--- EXERCISE DETAILS ---
Exclude the pictures, then repeat the remaining data exactly.

--- RECORD EXTRACTS ---
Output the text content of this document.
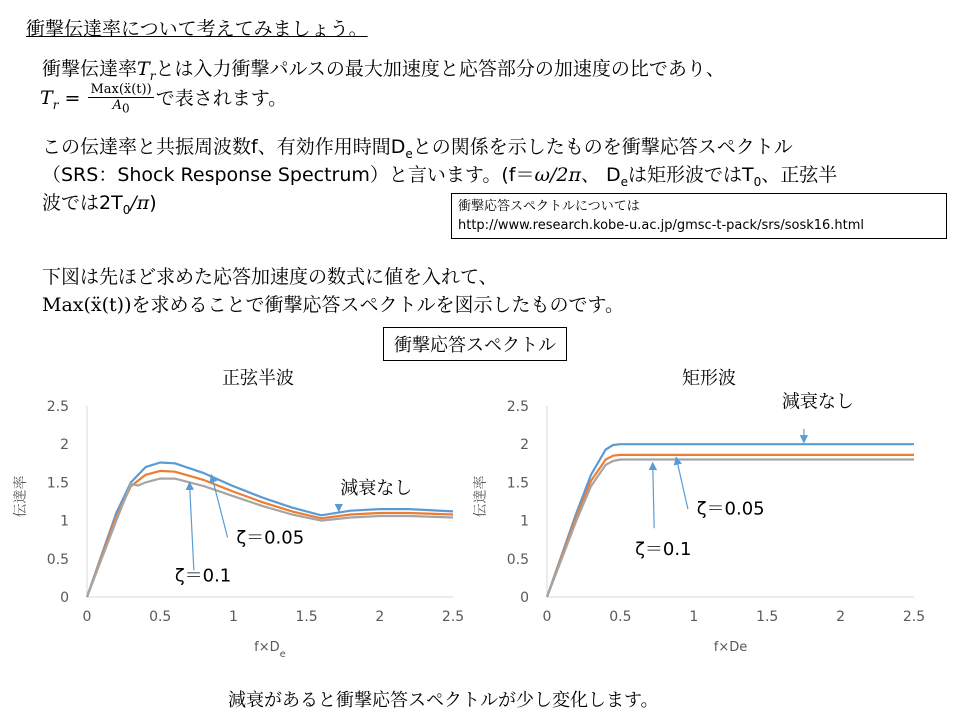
衝撃伝達率について考えてみましょう。
衝撃伝達率$T_r$とは入力衝撃パルスの最大加速度と応答部分の加速度の比であり、
$T_r = \frac{\text{Max(ẍ(t))}}{A0}$ で表されます。
この伝達率と共振周波数f、有効作用時間$D_e$との関係を示したものを衝撃応答スペクトル
（SRS：Shock Response Spectrum）と言います。(f＝ω/2π、 $D_e$は矩形波では$T_0$、正弦半
波では$2T_0/\pi$)	衝撃応答スペクトルについては
http://www.research.kobe-u.ac.jp/gmsc-t-pack/srs/sosk16.html
下図は先ほど求めた応答加速度の数式に値を入れて、
Max(ẍ(t))を求めることで衝撃応答スペクトルを図示したものです。
衝撃応答スペクトル
正弦半波	矩形波
0
0.5
1
1.5
2
2.5
0	0.5	1	1.5	2	2.5
伝達率
$f\times D_e$
減衰なし
ζ＝0.05
ζ＝0.1
0
0.5
1
1.5
2
2.5
0	0.5	1	1.5	2	2.5
伝達率
f×De
減衰なし
ζ＝0.05
ζ＝0.1
減衰があると衝撃応答スペクトルが少し変化します。
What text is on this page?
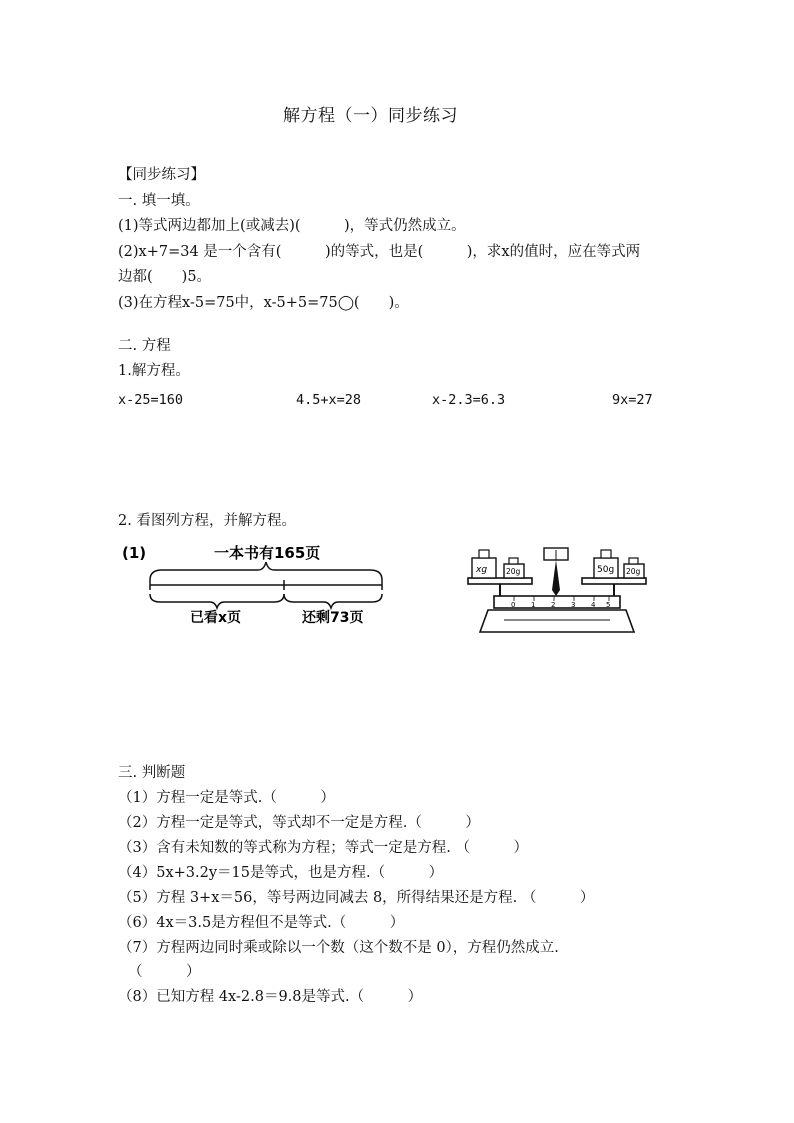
解方程（一）同步练习
【同步练习】
一. 填一填。
(1)等式两边都加上(或减去)(　　　)，等式仍然成立。
(2)x+7=34 是一个含有(　　　)的等式，也是(　　　)，求x的值时，应在等式两
边都(　　)5。
(3)在方程x-5=75中，x-5+5=75◯(　　)。
二. 方程
1.解方程。
x-25=160	4.5+x=28	x-2.3=6.3	9x=27
2. 看图列方程，并解方程。
(1)	一本书有165页
已看x页	还剩73页
0 1 2 3 4 5
xg	20g	50g 20g
三. 判断题
（1）方程一定是等式.（　　　）
（2）方程一定是等式，等式却不一定是方程.（　　　）
（3）含有未知数的等式称为方程；等式一定是方程. （　　　）
（4）5x+3.2y＝15是等式，也是方程.（　　　）
（5）方程 3+x＝56，等号两边同减去 8，所得结果还是方程. （　　　）
（6）4x＝3.5是方程但不是等式.（　　　）
（7）方程两边同时乘或除以一个数（这个数不是 0），方程仍然成立.
（　　　）
（8）已知方程 4x-2.8＝9.8是等式.（　　　）
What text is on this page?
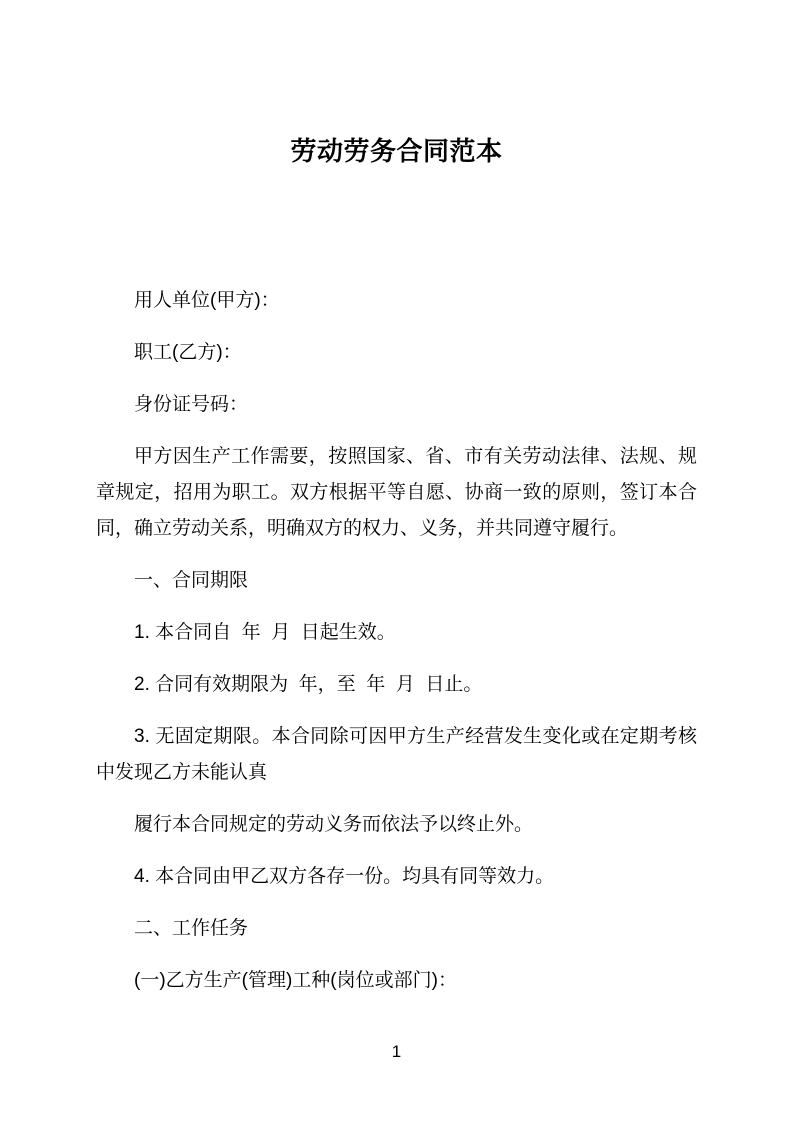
劳动劳务合同范本

用人单位(甲方)：

职工(乙方)：

身份证号码：

甲方因生产工作需要，按照国家、省、市有关劳动法律、法规、规章规定，招用为职工。双方根据平等自愿、协商一致的原则，签订本合同，确立劳动关系，明确双方的权力、义务，并共同遵守履行。

一、合同期限

1. 本合同自  年  月  日起生效。

2. 合同有效期限为  年，至  年  月  日止。

3. 无固定期限。本合同除可因甲方生产经营发生变化或在定期考核中发现乙方未能认真

履行本合同规定的劳动义务而依法予以终止外。

4. 本合同由甲乙双方各存一份。均具有同等效力。

二、工作任务

(一)乙方生产(管理)工种(岗位或部门)：

1
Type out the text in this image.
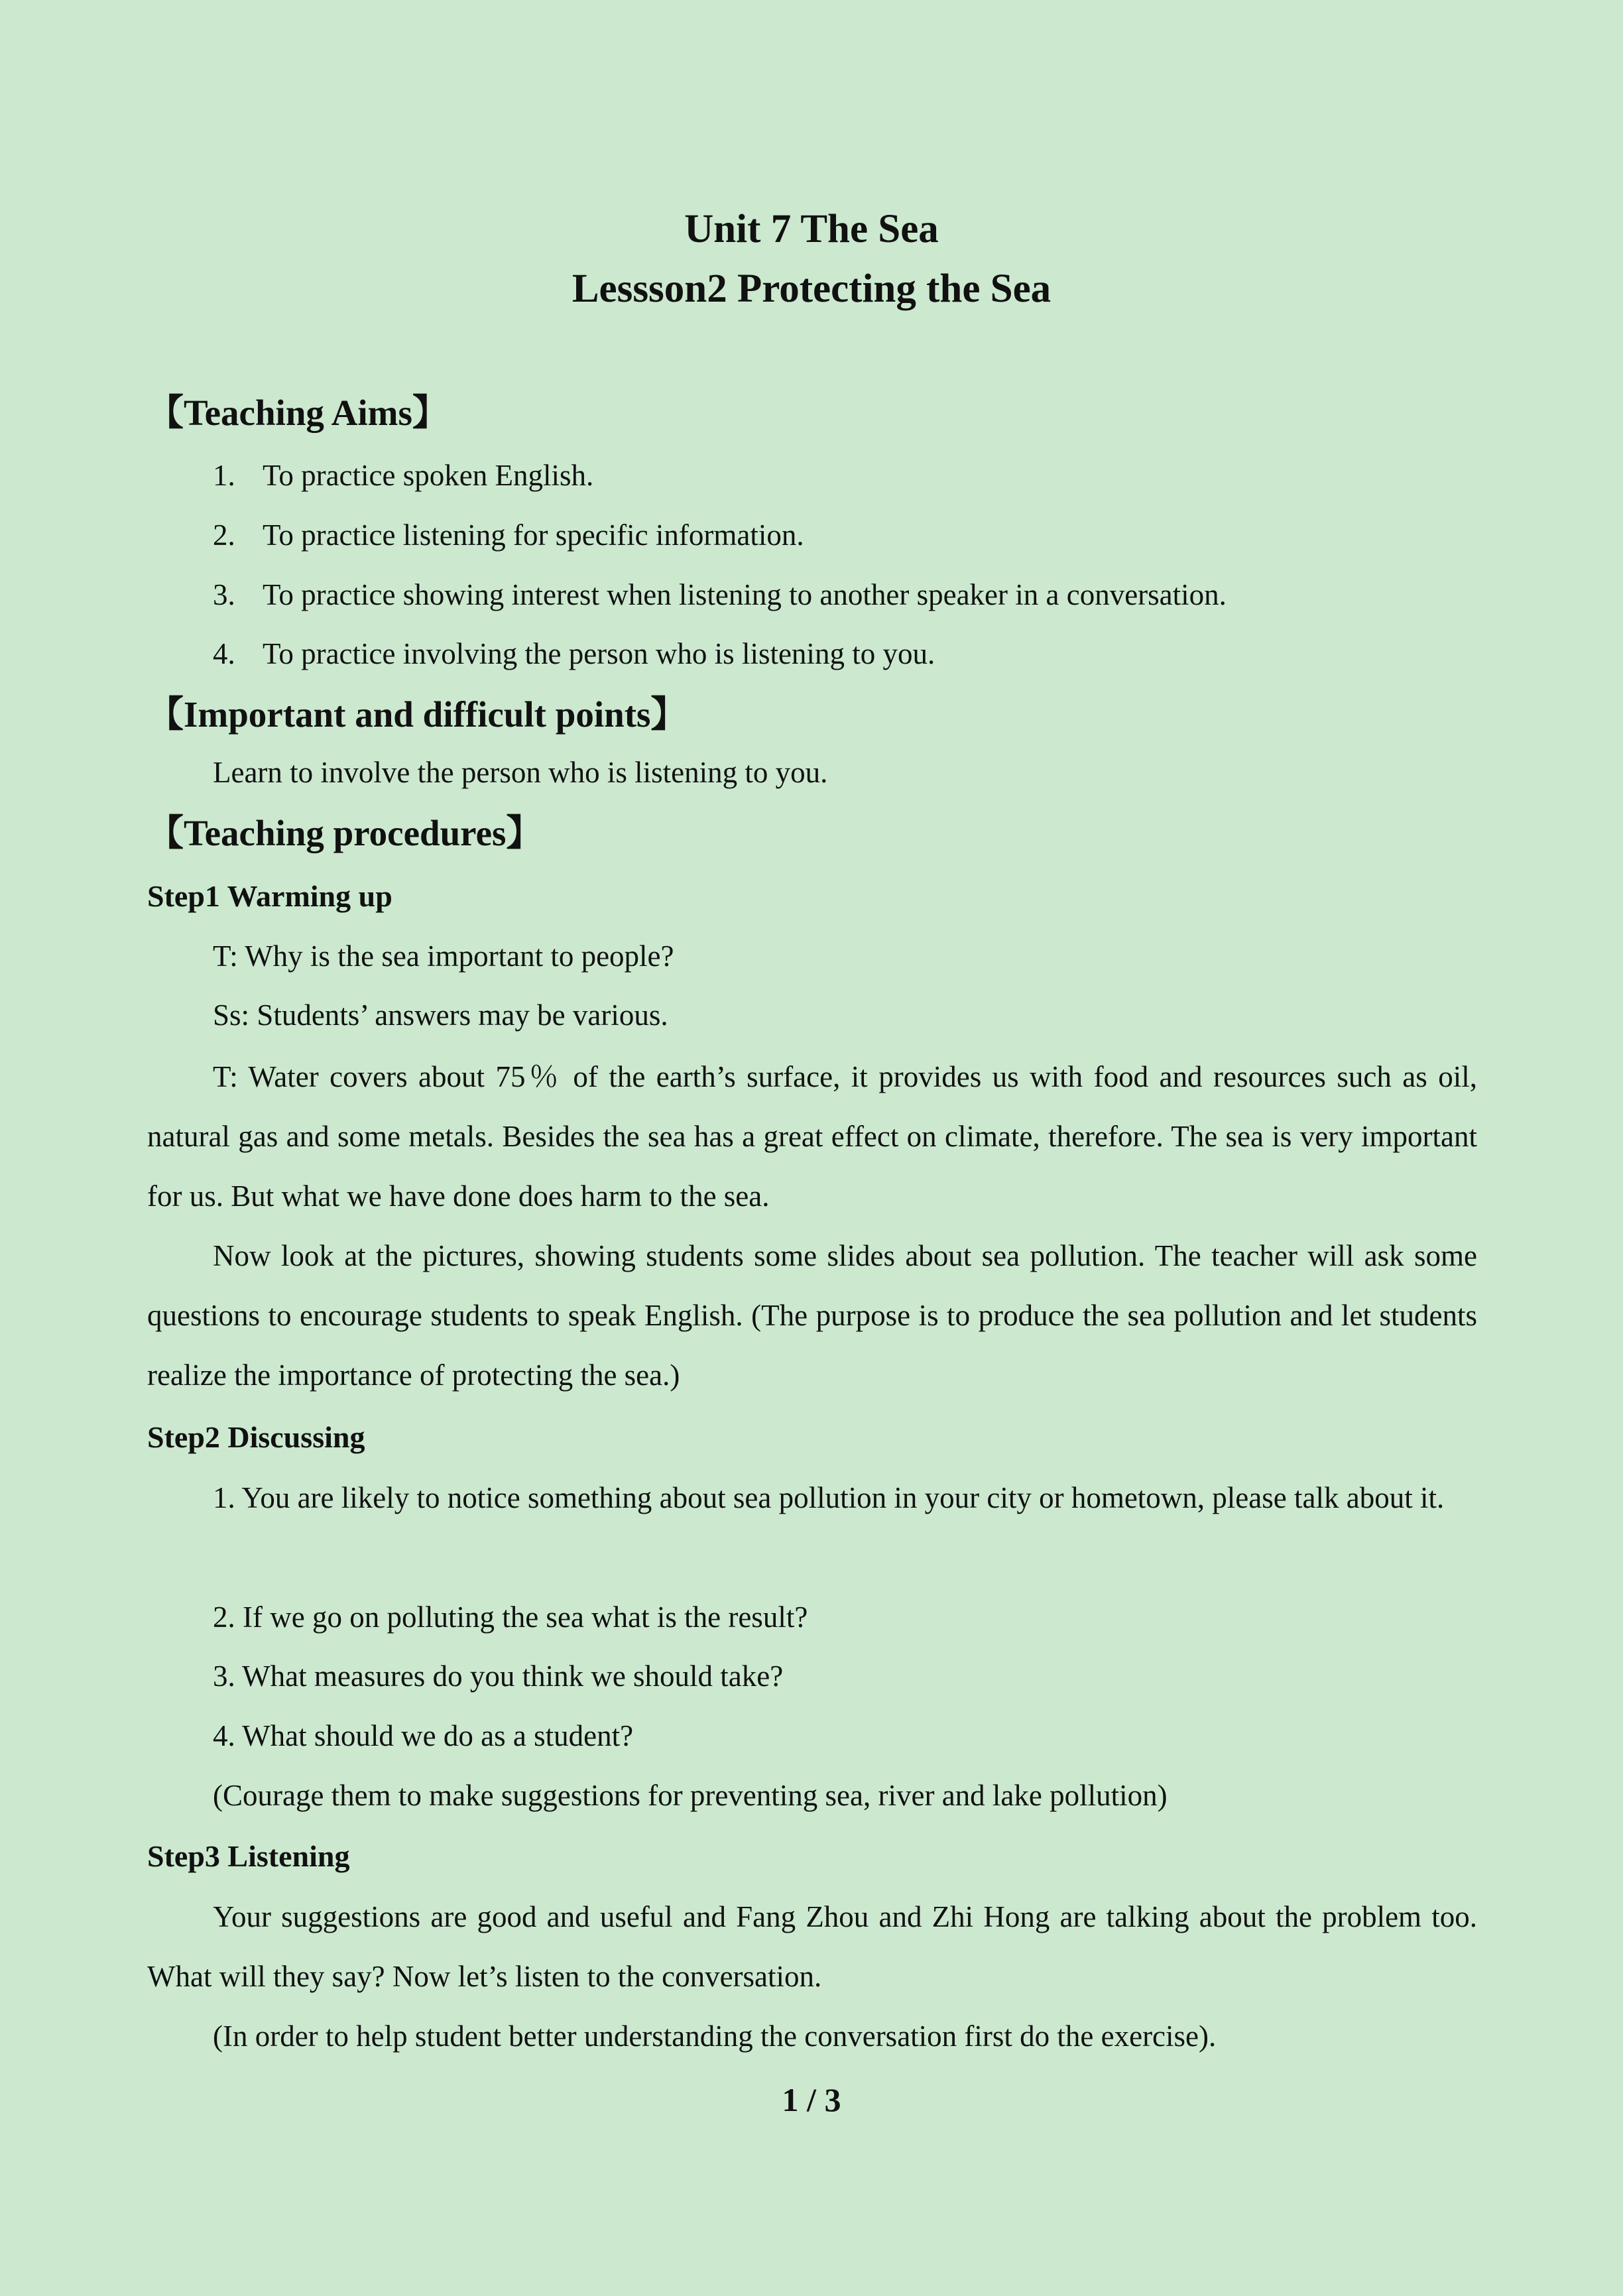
Unit 7 The Sea
Lessson2 Protecting the Sea
【Teaching Aims】
1. To practice spoken English.
2. To practice listening for specific information.
3. To practice showing interest when listening to another speaker in a conversation.
4. To practice involving the person who is listening to you.
【Important and difficult points】
Learn to involve the person who is listening to you.
【Teaching procedures】
Step1 Warming up
T: Why is the sea important to people?
Ss: Students’ answers may be various.
T: Water covers about 75％ of the earth’s surface, it provides us with food and resources such as oil, natural gas and some metals. Besides the sea has a great effect on climate, therefore. The sea is very important for us. But what we have done does harm to the sea.
Now look at the pictures, showing students some slides about sea pollution. The teacher will ask some questions to encourage students to speak English. (The purpose is to produce the sea pollution and let students realize the importance of protecting the sea.)
Step2 Discussing
1. You are likely to notice something about sea pollution in your city or hometown, please talk about it.
2. If we go on polluting the sea what is the result?
3. What measures do you think we should take?
4. What should we do as a student?
(Courage them to make suggestions for preventing sea, river and lake pollution)
Step3 Listening
Your suggestions are good and useful and Fang Zhou and Zhi Hong are talking about the problem too. What will they say? Now let’s listen to the conversation.
(In order to help student better understanding the conversation first do the exercise).
1 / 3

--- SOLUTION TO THE PROBLEM ---
Output the text content of this document.
衝撃伝達率について考えてみましょう。
衝撃伝達率$T_r$とは入力衝撃パルスの最大加速度と応答部分の加速度の比であり、
$T_r = \frac{\text{Max(ẍ(t))}}{A0}$ で表されます。
この伝達率と共振周波数f、有効作用時間$D_e$との関係を示したものを衝撃応答スペクトル
（SRS：Shock Response Spectrum）と言います。(f＝ω/2π、 $D_e$は矩形波では$T_0$、正弦半
波では$2T_0/\pi$)	衝撃応答スペクトルについては
http://www.research.kobe-u.ac.jp/gmsc-t-pack/srs/sosk16.html
下図は先ほど求めた応答加速度の数式に値を入れて、
Max(ẍ(t))を求めることで衝撃応答スペクトルを図示したものです。
衝撃応答スペクトル
正弦半波	矩形波
0
0.5
1
1.5
2
2.5
0	0.5	1	1.5	2	2.5
伝達率
$f\times D_e$
減衰なし
ζ＝0.05
ζ＝0.1
0
0.5
1
1.5
2
2.5
0	0.5	1	1.5	2	2.5
伝達率
f×De
減衰なし
ζ＝0.05
ζ＝0.1
減衰があると衝撃応答スペクトルが少し変化します。
What text is on this page?
解方程（一）同步练习
【同步练习】
一. 填一填。
(1)等式两边都加上(或减去)(　　　)，等式仍然成立。
(2)x+7=34 是一个含有(　　　)的等式，也是(　　　)，求x的值时，应在等式两
边都(　　)5。
(3)在方程x-5=75中，x-5+5=75◯(　　)。
二. 方程
1.解方程。
x-25=160	4.5+x=28	x-2.3=6.3	9x=27
2. 看图列方程，并解方程。
(1)	一本书有165页
已看x页	还剩73页
0 1 2 3 4 5
xg	20g	50g 20g
三. 判断题
（1）方程一定是等式.（　　　）
（2）方程一定是等式，等式却不一定是方程.（　　　）
（3）含有未知数的等式称为方程；等式一定是方程. （　　　）
（4）5x+3.2y＝15是等式，也是方程.（　　　）
（5）方程 3+x＝56，等号两边同减去 8，所得结果还是方程. （　　　）
（6）4x＝3.5是方程但不是等式.（　　　）
（7）方程两边同时乘或除以一个数（这个数不是 0），方程仍然成立.
（　　　）
（8）已知方程 4x-2.8＝9.8是等式.（　　　）
What text is on this page?
劳动劳务合同范本

用人单位(甲方)：

职工(乙方)：

身份证号码：

甲方因生产工作需要，按照国家、省、市有关劳动法律、法规、规章规定，招用为职工。双方根据平等自愿、协商一致的原则，签订本合同，确立劳动关系，明确双方的权力、义务，并共同遵守履行。

一、合同期限

1. 本合同自  年  月  日起生效。

2. 合同有效期限为  年，至  年  月  日止。

3. 无固定期限。本合同除可因甲方生产经营发生变化或在定期考核中发现乙方未能认真

履行本合同规定的劳动义务而依法予以终止外。

4. 本合同由甲乙双方各存一份。均具有同等效力。

二、工作任务

(一)乙方生产(管理)工种(岗位或部门)：

1
Type out the text in this image.
Unit 7 The Sea
Lessson2 Protecting the Sea
【Teaching Aims】
1. To practice spoken English.
2. To practice listening for specific information.
3. To practice showing interest when listening to another speaker in a conversation.
4. To practice involving the person who is listening to you.
【Important and difficult points】
Learn to involve the person who is listening to you.
【Teaching procedures】
Step1 Warming up
T: Why is the sea important to people?
Ss: Students’ answers may be various.
T: Water covers about 75％ of the earth’s surface, it provides us with food and resources such as oil, natural gas and some metals. Besides the sea has a great effect on climate, therefore. The sea is very important for us. But what we have done does harm to the sea.
Now look at the pictures, showing students some slides about sea pollution. The teacher will ask some questions to encourage students to speak English. (The purpose is to produce the sea pollution and let students realize the importance of protecting the sea.)
Step2 Discussing
1. You are likely to notice something about sea pollution in your city or hometown, please talk about it.
2. If we go on polluting the sea what is the result?
3. What measures do you think we should take?
4. What should we do as a student?
(Courage them to make suggestions for preventing sea, river and lake pollution)
Step3 Listening
Your suggestions are good and useful and Fang Zhou and Zhi Hong are talking about the problem too. What will they say? Now let’s listen to the conversation.
(In order to help student better understanding the conversation first do the exercise).
1 / 3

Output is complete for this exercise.